** Start **

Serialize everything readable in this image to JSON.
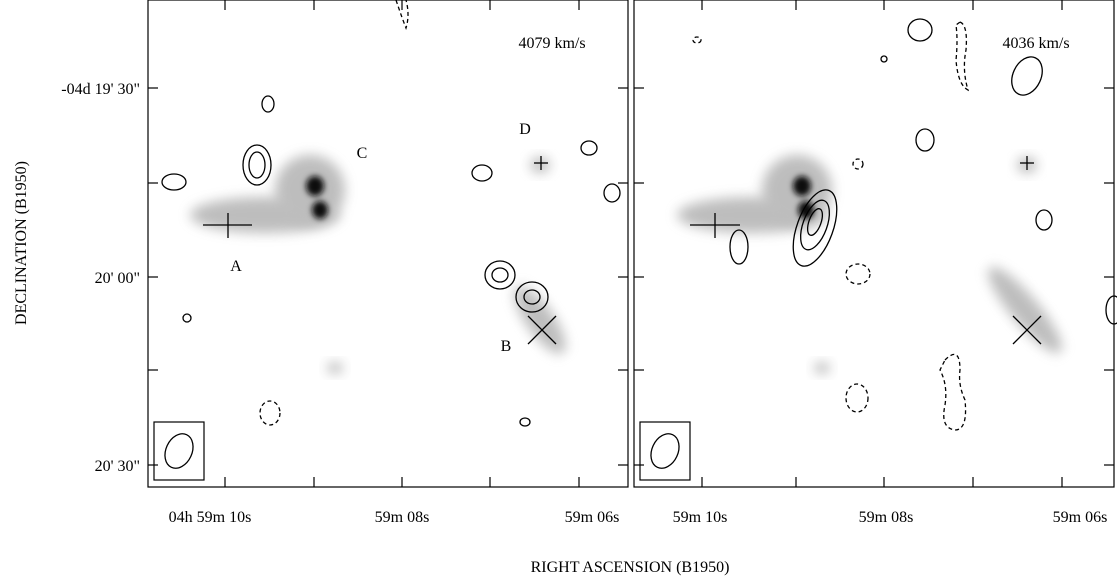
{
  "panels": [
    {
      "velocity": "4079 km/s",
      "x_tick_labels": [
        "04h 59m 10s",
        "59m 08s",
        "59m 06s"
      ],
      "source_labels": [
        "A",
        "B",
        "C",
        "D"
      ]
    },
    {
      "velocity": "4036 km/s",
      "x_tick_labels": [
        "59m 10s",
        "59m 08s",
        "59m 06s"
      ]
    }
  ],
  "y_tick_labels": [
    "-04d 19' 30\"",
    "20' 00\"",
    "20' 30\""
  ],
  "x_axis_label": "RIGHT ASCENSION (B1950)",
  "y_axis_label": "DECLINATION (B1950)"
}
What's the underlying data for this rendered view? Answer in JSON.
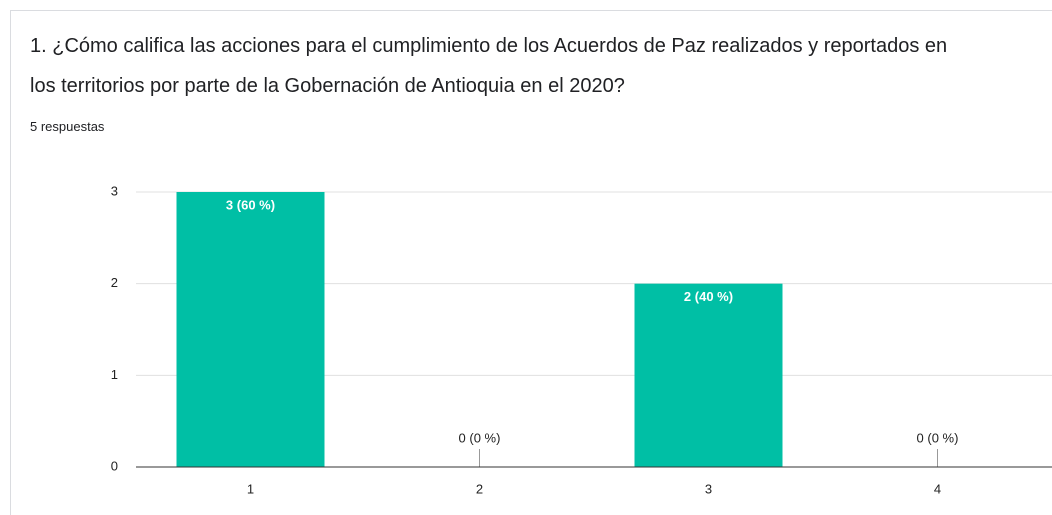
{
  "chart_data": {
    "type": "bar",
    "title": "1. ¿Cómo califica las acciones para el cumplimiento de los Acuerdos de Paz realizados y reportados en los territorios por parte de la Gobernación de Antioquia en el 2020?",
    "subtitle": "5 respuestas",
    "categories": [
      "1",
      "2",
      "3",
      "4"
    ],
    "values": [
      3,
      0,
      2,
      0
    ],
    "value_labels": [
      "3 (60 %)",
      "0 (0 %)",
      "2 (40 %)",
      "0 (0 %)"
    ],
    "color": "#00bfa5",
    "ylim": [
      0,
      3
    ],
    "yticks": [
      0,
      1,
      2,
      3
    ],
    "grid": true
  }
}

** End **

TASK TO COMPLETE: Can you restate all the records above word for word while dropping the pictures?

RESULT FOR THIS TASK:
Serialize everything readable in this image to JSON.
{
  "panels": [
    {
      "velocity": "4079 km/s",
      "x_tick_labels": [
        "04h 59m 10s",
        "59m 08s",
        "59m 06s"
      ],
      "source_labels": [
        "A",
        "B",
        "C",
        "D"
      ]
    },
    {
      "velocity": "4036 km/s",
      "x_tick_labels": [
        "59m 10s",
        "59m 08s",
        "59m 06s"
      ]
    }
  ],
  "y_tick_labels": [
    "-04d 19' 30\"",
    "20' 00\"",
    "20' 30\""
  ],
  "x_axis_label": "RIGHT ASCENSION (B1950)",
  "y_axis_label": "DECLINATION (B1950)"
}
What's the underlying data for this rendered view? Answer in JSON.
{
  "chart_data": {
    "type": "bar",
    "title": "1. ¿Cómo califica las acciones para el cumplimiento de los Acuerdos de Paz realizados y reportados en los territorios por parte de la Gobernación de Antioquia en el 2020?",
    "subtitle": "5 respuestas",
    "categories": [
      "1",
      "2",
      "3",
      "4"
    ],
    "values": [
      3,
      0,
      2,
      0
    ],
    "value_labels": [
      "3 (60 %)",
      "0 (0 %)",
      "2 (40 %)",
      "0 (0 %)"
    ],
    "color": "#00bfa5",
    "ylim": [
      0,
      3
    ],
    "yticks": [
      0,
      1,
      2,
      3
    ],
    "grid": true
  }
}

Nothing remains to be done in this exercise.